### Stated goal
Scan the listing below and copy every line holding "will".

--- START Data records ---

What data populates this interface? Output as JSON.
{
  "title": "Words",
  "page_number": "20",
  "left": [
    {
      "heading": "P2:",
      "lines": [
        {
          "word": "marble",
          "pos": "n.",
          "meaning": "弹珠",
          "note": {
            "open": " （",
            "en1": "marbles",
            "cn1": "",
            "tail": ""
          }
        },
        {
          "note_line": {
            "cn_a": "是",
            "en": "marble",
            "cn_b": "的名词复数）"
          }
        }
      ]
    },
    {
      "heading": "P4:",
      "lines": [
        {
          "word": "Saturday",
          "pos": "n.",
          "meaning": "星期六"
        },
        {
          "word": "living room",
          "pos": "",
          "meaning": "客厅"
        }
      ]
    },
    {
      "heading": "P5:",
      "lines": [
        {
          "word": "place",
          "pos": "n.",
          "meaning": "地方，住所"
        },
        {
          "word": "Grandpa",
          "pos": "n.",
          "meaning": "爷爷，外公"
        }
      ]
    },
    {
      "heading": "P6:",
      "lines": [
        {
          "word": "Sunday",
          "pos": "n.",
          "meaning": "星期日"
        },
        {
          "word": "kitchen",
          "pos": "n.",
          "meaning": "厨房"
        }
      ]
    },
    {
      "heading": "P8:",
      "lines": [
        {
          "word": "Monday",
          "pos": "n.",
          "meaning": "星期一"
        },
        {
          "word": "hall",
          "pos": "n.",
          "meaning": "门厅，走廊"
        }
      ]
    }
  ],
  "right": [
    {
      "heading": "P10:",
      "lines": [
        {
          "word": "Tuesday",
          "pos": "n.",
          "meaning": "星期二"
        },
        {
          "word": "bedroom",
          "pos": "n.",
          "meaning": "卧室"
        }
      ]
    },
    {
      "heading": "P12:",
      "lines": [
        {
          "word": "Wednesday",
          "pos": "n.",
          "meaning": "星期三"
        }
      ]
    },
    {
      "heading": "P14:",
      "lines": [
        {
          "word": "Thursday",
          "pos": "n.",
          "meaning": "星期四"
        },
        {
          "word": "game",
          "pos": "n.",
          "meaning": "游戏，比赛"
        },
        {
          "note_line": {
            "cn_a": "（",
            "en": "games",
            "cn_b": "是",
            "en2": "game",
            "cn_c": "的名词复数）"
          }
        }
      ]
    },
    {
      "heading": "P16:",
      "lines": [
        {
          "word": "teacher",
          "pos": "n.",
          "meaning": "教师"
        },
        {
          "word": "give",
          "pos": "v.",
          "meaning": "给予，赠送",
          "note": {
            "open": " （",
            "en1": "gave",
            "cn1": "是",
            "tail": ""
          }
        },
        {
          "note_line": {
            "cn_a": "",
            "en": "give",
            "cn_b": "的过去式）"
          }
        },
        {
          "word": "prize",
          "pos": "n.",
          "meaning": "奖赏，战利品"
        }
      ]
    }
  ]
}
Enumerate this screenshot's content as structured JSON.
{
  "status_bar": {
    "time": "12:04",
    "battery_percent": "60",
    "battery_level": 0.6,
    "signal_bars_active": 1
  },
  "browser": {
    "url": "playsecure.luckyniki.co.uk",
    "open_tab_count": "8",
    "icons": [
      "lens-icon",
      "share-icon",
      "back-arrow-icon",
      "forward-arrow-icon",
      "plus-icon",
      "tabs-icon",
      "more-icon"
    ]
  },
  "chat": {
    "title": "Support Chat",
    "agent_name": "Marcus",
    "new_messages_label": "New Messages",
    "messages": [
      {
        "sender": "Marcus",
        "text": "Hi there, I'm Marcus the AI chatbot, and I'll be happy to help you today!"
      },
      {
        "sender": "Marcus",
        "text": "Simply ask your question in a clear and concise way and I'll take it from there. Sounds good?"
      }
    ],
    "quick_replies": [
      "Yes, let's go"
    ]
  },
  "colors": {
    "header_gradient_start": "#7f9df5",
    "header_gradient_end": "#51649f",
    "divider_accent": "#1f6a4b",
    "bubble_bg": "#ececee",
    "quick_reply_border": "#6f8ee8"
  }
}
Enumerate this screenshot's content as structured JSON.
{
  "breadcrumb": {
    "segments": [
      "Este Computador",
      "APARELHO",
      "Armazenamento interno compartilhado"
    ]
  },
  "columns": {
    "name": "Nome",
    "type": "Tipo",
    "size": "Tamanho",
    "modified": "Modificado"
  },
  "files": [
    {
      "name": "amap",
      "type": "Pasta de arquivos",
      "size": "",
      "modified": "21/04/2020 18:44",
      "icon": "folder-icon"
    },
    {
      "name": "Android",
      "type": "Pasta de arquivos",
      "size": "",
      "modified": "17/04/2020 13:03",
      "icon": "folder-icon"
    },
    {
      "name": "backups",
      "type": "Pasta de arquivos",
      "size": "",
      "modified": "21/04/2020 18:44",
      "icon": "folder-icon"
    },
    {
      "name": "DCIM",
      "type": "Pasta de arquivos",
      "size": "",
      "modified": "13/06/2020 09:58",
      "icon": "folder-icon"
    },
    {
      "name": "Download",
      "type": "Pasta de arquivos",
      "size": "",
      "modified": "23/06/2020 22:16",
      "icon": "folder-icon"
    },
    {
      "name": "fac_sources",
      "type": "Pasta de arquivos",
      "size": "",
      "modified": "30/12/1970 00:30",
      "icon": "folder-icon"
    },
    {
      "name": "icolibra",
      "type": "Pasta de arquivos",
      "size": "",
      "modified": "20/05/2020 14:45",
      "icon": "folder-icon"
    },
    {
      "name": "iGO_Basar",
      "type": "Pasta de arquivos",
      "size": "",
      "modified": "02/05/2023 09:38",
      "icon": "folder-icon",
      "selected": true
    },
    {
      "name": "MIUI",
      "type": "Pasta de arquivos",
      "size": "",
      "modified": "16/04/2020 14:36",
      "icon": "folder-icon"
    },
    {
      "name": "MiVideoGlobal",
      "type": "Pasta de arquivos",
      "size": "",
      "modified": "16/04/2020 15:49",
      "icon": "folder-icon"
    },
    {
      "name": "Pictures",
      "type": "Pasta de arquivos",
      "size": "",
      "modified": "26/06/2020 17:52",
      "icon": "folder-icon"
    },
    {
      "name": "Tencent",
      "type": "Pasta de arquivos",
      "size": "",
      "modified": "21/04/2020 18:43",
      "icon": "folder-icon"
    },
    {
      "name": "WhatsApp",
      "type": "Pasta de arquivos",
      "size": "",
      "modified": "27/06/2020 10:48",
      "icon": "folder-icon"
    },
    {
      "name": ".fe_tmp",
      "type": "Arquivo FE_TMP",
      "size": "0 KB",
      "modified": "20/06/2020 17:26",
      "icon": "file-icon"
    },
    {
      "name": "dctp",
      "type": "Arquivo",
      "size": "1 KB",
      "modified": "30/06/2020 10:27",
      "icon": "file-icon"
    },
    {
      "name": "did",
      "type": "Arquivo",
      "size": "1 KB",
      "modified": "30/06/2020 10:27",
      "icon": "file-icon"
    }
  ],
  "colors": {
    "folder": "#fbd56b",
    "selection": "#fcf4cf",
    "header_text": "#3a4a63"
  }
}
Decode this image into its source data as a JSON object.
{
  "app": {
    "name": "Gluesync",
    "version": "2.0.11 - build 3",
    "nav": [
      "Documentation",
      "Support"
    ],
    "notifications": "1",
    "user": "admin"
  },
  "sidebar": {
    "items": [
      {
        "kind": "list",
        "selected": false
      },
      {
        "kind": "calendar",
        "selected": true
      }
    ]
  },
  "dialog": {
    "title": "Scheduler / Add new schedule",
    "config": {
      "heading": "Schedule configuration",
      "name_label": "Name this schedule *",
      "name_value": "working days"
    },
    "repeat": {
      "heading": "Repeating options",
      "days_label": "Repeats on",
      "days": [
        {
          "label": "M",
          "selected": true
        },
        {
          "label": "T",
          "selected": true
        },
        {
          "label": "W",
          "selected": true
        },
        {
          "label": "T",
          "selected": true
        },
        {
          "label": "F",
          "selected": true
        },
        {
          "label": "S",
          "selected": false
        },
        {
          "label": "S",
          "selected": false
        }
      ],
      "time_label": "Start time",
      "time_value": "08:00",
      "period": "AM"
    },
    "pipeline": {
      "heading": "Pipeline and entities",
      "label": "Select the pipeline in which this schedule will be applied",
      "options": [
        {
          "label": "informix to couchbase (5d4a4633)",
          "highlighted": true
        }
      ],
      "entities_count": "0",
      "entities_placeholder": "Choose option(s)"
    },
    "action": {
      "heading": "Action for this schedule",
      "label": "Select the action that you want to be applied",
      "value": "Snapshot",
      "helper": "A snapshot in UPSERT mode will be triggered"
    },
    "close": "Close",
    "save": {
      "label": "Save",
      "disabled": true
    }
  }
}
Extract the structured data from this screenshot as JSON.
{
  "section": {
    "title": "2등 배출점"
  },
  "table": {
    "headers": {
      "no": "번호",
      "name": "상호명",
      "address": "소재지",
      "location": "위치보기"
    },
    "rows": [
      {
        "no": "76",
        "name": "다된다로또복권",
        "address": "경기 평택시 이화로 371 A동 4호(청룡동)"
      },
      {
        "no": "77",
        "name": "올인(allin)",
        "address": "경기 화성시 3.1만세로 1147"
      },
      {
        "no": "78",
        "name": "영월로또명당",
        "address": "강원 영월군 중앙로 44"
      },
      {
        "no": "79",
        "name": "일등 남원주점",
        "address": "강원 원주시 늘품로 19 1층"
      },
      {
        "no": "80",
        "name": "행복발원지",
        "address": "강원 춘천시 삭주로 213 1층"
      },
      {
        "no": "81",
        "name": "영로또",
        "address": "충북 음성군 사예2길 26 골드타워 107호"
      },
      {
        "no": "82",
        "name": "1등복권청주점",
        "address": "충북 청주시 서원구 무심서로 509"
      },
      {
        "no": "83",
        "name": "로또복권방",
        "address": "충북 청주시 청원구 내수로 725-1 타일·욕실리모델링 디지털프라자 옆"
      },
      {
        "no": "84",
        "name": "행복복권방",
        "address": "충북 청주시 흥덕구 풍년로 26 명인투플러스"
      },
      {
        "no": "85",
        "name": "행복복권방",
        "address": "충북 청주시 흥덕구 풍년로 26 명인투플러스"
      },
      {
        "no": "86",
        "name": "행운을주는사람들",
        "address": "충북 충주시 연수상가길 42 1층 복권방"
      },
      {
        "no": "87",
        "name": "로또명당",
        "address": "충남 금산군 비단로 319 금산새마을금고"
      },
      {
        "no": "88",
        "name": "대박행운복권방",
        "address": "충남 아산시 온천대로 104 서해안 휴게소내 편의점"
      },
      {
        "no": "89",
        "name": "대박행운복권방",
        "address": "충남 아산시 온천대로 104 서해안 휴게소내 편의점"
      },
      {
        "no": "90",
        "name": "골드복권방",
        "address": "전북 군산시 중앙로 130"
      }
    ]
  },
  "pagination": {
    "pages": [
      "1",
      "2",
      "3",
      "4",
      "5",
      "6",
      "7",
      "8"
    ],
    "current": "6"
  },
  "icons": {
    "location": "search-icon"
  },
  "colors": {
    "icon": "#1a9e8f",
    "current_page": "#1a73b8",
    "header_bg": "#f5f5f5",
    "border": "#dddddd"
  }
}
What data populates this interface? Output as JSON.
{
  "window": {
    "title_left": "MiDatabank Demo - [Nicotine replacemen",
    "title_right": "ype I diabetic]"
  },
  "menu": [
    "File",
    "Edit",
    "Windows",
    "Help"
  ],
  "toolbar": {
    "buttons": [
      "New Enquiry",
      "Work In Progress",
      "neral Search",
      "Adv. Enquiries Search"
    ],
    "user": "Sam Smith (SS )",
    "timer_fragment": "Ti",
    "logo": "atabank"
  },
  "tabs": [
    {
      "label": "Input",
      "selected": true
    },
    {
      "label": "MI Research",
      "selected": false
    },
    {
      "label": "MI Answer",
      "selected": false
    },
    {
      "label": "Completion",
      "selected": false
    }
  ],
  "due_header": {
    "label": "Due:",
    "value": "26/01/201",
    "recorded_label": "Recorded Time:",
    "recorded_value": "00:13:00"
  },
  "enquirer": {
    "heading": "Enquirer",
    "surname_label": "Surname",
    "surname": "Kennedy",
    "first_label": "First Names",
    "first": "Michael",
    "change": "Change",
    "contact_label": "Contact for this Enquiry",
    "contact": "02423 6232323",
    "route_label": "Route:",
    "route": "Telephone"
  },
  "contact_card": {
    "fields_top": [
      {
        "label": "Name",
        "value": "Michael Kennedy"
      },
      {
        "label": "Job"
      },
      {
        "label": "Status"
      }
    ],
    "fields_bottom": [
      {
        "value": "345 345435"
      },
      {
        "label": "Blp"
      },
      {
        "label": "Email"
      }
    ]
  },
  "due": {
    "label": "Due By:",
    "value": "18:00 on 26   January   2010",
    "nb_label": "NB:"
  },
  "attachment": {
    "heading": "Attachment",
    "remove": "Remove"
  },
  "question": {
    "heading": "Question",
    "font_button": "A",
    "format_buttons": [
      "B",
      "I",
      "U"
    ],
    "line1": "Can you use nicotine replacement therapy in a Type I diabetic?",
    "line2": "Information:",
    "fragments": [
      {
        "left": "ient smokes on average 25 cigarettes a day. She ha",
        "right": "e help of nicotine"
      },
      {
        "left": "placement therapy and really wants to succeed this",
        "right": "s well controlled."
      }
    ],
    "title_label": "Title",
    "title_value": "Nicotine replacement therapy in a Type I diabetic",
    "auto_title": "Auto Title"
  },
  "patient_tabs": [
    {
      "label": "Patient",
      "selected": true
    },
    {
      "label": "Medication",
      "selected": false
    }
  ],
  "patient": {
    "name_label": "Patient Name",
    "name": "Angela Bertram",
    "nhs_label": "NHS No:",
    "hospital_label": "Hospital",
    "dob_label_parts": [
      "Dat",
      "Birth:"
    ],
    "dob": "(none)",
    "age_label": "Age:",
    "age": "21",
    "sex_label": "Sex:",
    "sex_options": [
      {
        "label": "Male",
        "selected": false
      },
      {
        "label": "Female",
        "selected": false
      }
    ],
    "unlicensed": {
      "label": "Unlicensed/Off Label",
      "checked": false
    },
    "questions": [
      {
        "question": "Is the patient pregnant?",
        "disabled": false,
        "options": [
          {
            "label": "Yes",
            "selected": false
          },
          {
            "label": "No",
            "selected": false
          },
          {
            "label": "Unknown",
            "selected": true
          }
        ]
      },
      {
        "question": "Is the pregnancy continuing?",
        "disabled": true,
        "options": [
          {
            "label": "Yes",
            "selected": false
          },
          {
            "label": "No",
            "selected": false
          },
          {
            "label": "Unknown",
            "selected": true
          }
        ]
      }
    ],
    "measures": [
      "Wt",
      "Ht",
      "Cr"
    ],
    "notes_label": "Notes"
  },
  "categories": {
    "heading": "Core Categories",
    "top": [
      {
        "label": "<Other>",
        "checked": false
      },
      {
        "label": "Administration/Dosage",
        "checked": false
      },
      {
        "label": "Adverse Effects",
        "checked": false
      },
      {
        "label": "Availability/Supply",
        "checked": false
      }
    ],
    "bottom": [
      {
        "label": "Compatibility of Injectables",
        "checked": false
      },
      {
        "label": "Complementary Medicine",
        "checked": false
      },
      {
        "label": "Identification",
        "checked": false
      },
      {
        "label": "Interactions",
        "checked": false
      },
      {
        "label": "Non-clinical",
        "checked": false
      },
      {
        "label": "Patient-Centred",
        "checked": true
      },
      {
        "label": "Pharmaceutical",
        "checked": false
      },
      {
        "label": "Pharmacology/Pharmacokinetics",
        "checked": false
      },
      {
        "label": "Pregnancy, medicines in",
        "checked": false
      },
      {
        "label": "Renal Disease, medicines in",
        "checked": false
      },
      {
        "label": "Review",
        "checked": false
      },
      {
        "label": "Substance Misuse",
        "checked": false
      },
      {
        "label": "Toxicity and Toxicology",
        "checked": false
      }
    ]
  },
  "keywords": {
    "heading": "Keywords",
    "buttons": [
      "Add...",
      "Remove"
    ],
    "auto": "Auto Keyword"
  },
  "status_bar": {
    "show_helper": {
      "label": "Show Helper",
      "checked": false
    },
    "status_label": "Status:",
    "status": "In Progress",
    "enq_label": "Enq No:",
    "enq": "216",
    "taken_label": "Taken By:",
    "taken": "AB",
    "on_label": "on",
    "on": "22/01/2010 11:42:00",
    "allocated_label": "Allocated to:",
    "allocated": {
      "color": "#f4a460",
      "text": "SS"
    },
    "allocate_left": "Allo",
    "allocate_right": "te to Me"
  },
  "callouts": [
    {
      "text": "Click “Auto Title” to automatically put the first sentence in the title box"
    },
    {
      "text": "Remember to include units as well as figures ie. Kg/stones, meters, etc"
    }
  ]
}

--- END Data records ---

### Task solution
      "label": "Select the pipeline in which this schedule will be applied",
      "helper": "A snapshot in UPSERT mode will be triggered"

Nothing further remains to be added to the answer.